→ **Exercise directions**: Return the count of lines with the string "субъектов" in them, and nothing else.

→ **Data extract**:

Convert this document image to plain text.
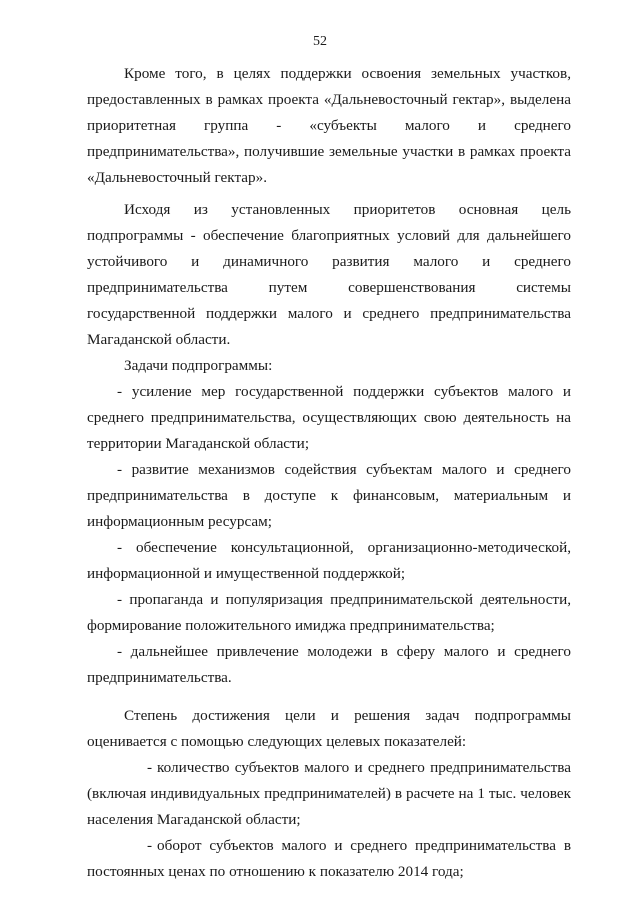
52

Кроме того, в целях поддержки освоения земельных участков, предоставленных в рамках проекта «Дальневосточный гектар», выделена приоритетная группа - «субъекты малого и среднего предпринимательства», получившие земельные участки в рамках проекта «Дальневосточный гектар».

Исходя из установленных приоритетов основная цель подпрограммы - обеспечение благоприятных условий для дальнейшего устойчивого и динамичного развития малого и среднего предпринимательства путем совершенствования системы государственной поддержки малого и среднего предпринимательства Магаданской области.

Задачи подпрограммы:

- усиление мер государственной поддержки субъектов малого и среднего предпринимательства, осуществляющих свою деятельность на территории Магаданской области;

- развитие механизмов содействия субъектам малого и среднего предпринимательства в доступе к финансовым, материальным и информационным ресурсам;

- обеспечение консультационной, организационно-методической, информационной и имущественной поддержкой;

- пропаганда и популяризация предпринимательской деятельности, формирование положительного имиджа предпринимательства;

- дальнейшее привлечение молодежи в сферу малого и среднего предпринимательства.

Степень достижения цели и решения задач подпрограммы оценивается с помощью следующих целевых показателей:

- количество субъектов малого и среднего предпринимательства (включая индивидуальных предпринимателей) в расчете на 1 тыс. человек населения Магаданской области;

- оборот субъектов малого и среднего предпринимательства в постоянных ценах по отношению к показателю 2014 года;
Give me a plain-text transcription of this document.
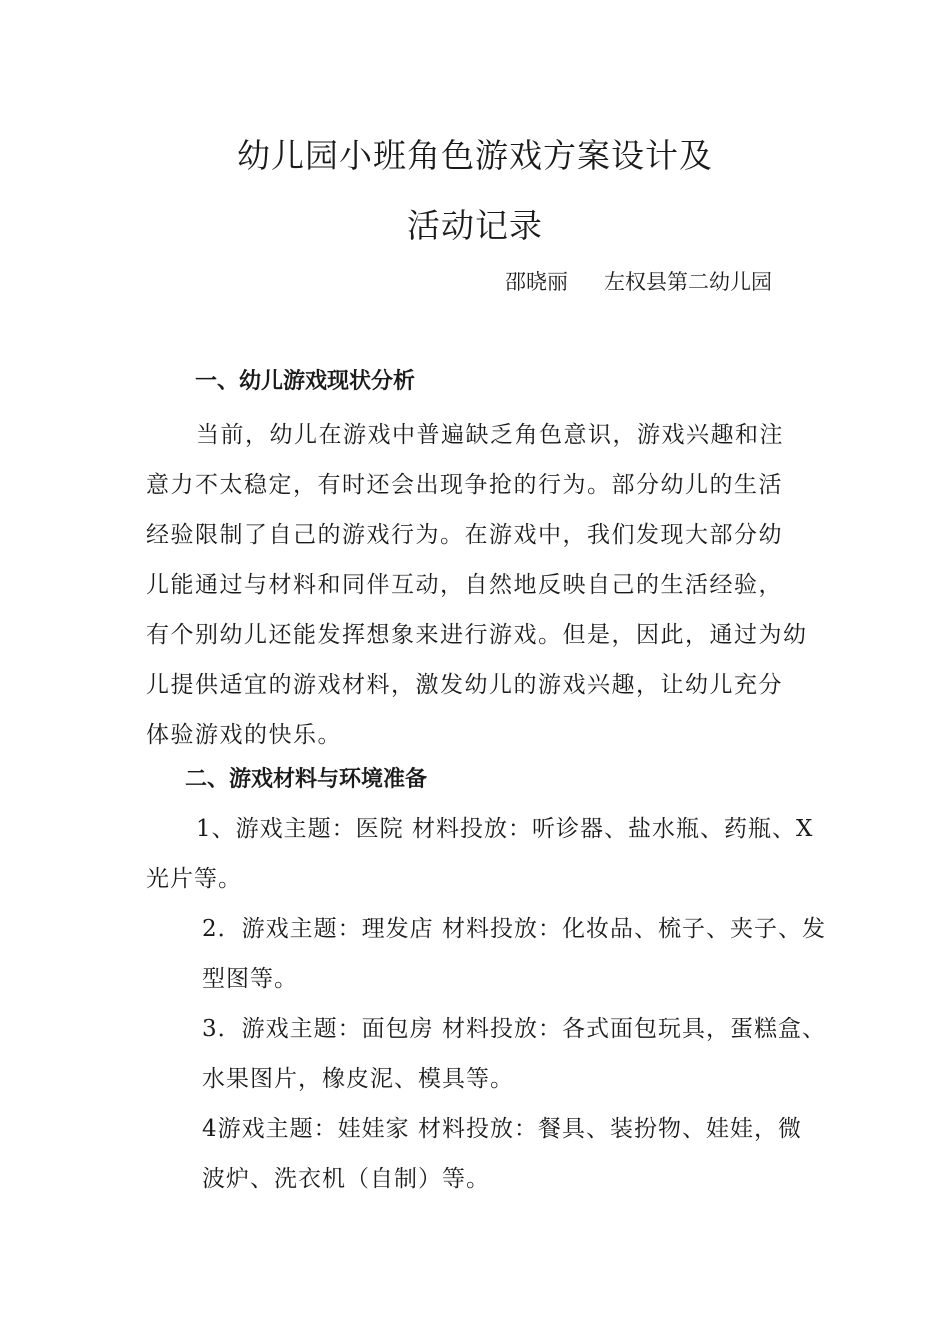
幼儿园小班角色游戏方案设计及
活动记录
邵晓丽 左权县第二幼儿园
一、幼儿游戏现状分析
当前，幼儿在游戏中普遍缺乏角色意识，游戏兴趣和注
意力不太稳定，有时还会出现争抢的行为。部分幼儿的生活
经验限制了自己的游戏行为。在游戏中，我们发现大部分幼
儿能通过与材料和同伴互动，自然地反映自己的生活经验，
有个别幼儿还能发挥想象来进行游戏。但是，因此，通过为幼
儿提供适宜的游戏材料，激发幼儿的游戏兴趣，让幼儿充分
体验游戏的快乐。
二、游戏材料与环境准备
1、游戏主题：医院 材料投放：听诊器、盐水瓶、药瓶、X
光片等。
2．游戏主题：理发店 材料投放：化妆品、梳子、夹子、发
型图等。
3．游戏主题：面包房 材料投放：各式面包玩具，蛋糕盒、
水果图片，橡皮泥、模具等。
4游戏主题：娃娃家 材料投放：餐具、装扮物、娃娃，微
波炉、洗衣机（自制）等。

→ **Task result**: 3